• RECORDS FOR PROCESSING
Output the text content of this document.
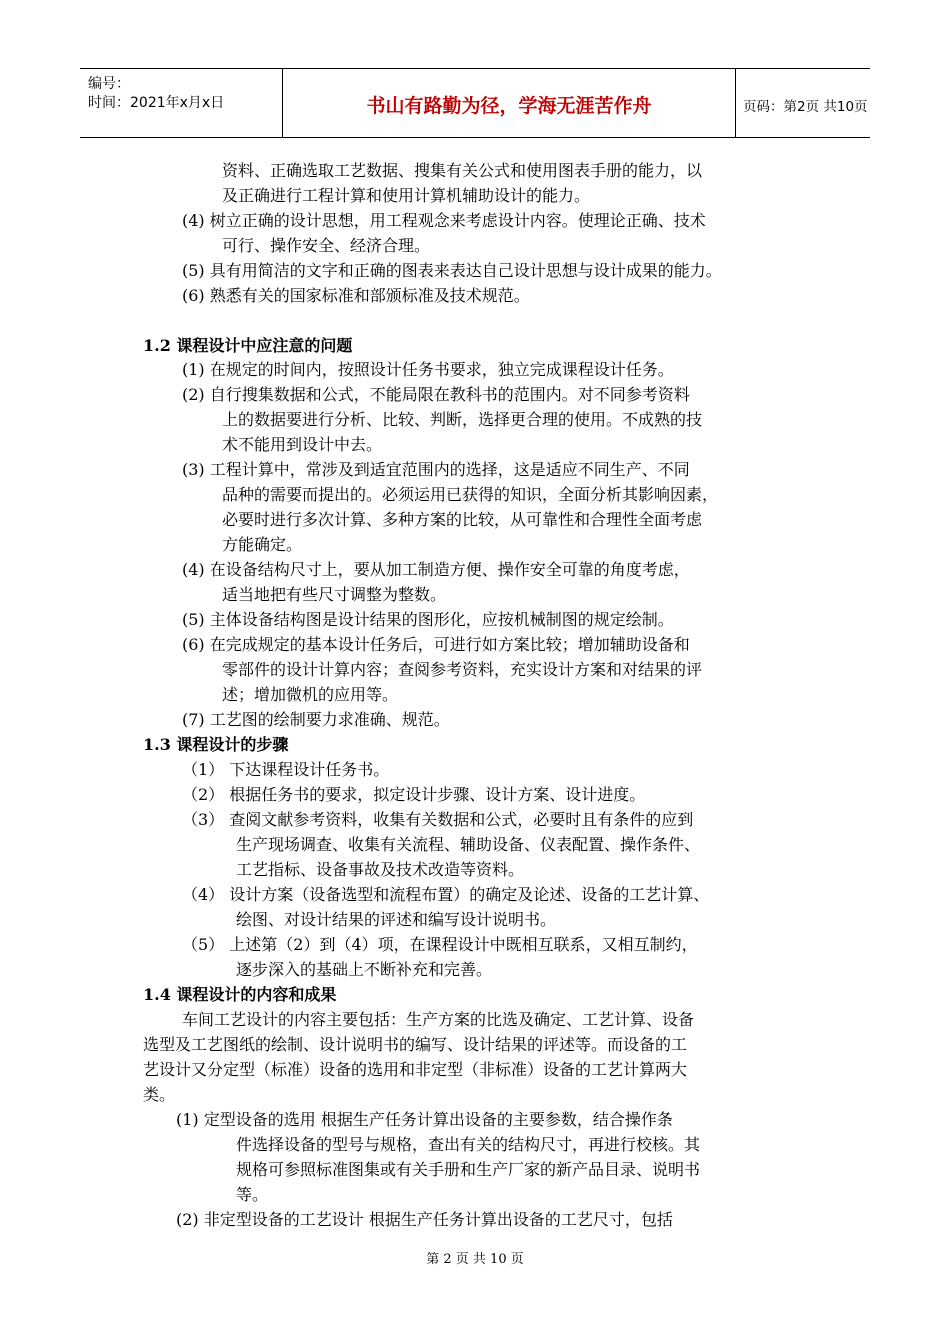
编号：
时间：2021年x月x日	书山有路勤为径，学海无涯苦作舟	页码：第2页 共10页
资料、正确选取工艺数据、搜集有关公式和使用图表手册的能力，以
及正确进行工程计算和使用计算机辅助设计的能力。
(4) 树立正确的设计思想，用工程观念来考虑设计内容。使理论正确、技术
可行、操作安全、经济合理。
(5) 具有用简洁的文字和正确的图表来表达自己设计思想与设计成果的能力。
(6) 熟悉有关的国家标准和部颁标准及技术规范。
1.2 课程设计中应注意的问题
(1) 在规定的时间内，按照设计任务书要求，独立完成课程设计任务。
(2) 自行搜集数据和公式，不能局限在教科书的范围内。对不同参考资料
上的数据要进行分析、比较、判断，选择更合理的使用。不成熟的技
术不能用到设计中去。
(3) 工程计算中，常涉及到适宜范围内的选择，这是适应不同生产、不同
品种的需要而提出的。必须运用已获得的知识，全面分析其影响因素，
必要时进行多次计算、多种方案的比较，从可靠性和合理性全面考虑
方能确定。
(4) 在设备结构尺寸上，要从加工制造方便、操作安全可靠的角度考虑，
适当地把有些尺寸调整为整数。
(5) 主体设备结构图是设计结果的图形化，应按机械制图的规定绘制。
(6) 在完成规定的基本设计任务后，可进行如方案比较；增加辅助设备和
零部件的设计计算内容；查阅参考资料，充实设计方案和对结果的评
述；增加微机的应用等。
(7) 工艺图的绘制要力求准确、规范。
1.3 课程设计的步骤
（1） 下达课程设计任务书。
（2） 根据任务书的要求，拟定设计步骤、设计方案、设计进度。
（3） 查阅文献参考资料，收集有关数据和公式，必要时且有条件的应到
生产现场调查、收集有关流程、辅助设备、仪表配置、操作条件、
工艺指标、设备事故及技术改造等资料。
（4） 设计方案（设备选型和流程布置）的确定及论述、设备的工艺计算、
绘图、对设计结果的评述和编写设计说明书。
（5） 上述第（2）到（4）项，在课程设计中既相互联系，又相互制约，
逐步深入的基础上不断补充和完善。
1.4 课程设计的内容和成果
车间工艺设计的内容主要包括：生产方案的比选及确定、工艺计算、设备
选型及工艺图纸的绘制、设计说明书的编写、设计结果的评述等。而设备的工
艺设计又分定型（标准）设备的选用和非定型（非标准）设备的工艺计算两大
类。
(1) 定型设备的选用 根据生产任务计算出设备的主要参数，结合操作条
件选择设备的型号与规格，查出有关的结构尺寸，再进行校核。其
规格可参照标准图集或有关手册和生产厂家的新产品目录、说明书
等。
(2) 非定型设备的工艺设计 根据生产任务计算出设备的工艺尺寸，包括
第 2 页 共 10 页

• WHAT THIS TASK INVOLVES
Reproduce every entry exactly, but omit each picture.

• RESPONSE TO THIS TASK
Output the text content of this document.
编号：
时间：2021年x月x日	书山有路勤为径，学海无涯苦作舟	页码：第2页 共10页
资料、正确选取工艺数据、搜集有关公式和使用图表手册的能力，以
及正确进行工程计算和使用计算机辅助设计的能力。
(4) 树立正确的设计思想，用工程观念来考虑设计内容。使理论正确、技术
可行、操作安全、经济合理。
(5) 具有用简洁的文字和正确的图表来表达自己设计思想与设计成果的能力。
(6) 熟悉有关的国家标准和部颁标准及技术规范。
1.2 课程设计中应注意的问题
(1) 在规定的时间内，按照设计任务书要求，独立完成课程设计任务。
(2) 自行搜集数据和公式，不能局限在教科书的范围内。对不同参考资料
上的数据要进行分析、比较、判断，选择更合理的使用。不成熟的技
术不能用到设计中去。
(3) 工程计算中，常涉及到适宜范围内的选择，这是适应不同生产、不同
品种的需要而提出的。必须运用已获得的知识，全面分析其影响因素，
必要时进行多次计算、多种方案的比较，从可靠性和合理性全面考虑
方能确定。
(4) 在设备结构尺寸上，要从加工制造方便、操作安全可靠的角度考虑，
适当地把有些尺寸调整为整数。
(5) 主体设备结构图是设计结果的图形化，应按机械制图的规定绘制。
(6) 在完成规定的基本设计任务后，可进行如方案比较；增加辅助设备和
零部件的设计计算内容；查阅参考资料，充实设计方案和对结果的评
述；增加微机的应用等。
(7) 工艺图的绘制要力求准确、规范。
1.3 课程设计的步骤
（1） 下达课程设计任务书。
（2） 根据任务书的要求，拟定设计步骤、设计方案、设计进度。
（3） 查阅文献参考资料，收集有关数据和公式，必要时且有条件的应到
生产现场调查、收集有关流程、辅助设备、仪表配置、操作条件、
工艺指标、设备事故及技术改造等资料。
（4） 设计方案（设备选型和流程布置）的确定及论述、设备的工艺计算、
绘图、对设计结果的评述和编写设计说明书。
（5） 上述第（2）到（4）项，在课程设计中既相互联系，又相互制约，
逐步深入的基础上不断补充和完善。
1.4 课程设计的内容和成果
车间工艺设计的内容主要包括：生产方案的比选及确定、工艺计算、设备
选型及工艺图纸的绘制、设计说明书的编写、设计结果的评述等。而设备的工
艺设计又分定型（标准）设备的选用和非定型（非标准）设备的工艺计算两大
类。
(1) 定型设备的选用 根据生产任务计算出设备的主要参数，结合操作条
件选择设备的型号与规格，查出有关的结构尺寸，再进行校核。其
规格可参照标准图集或有关手册和生产厂家的新产品目录、说明书
等。
(2) 非定型设备的工艺设计 根据生产任务计算出设备的工艺尺寸，包括
第 2 页 共 10 页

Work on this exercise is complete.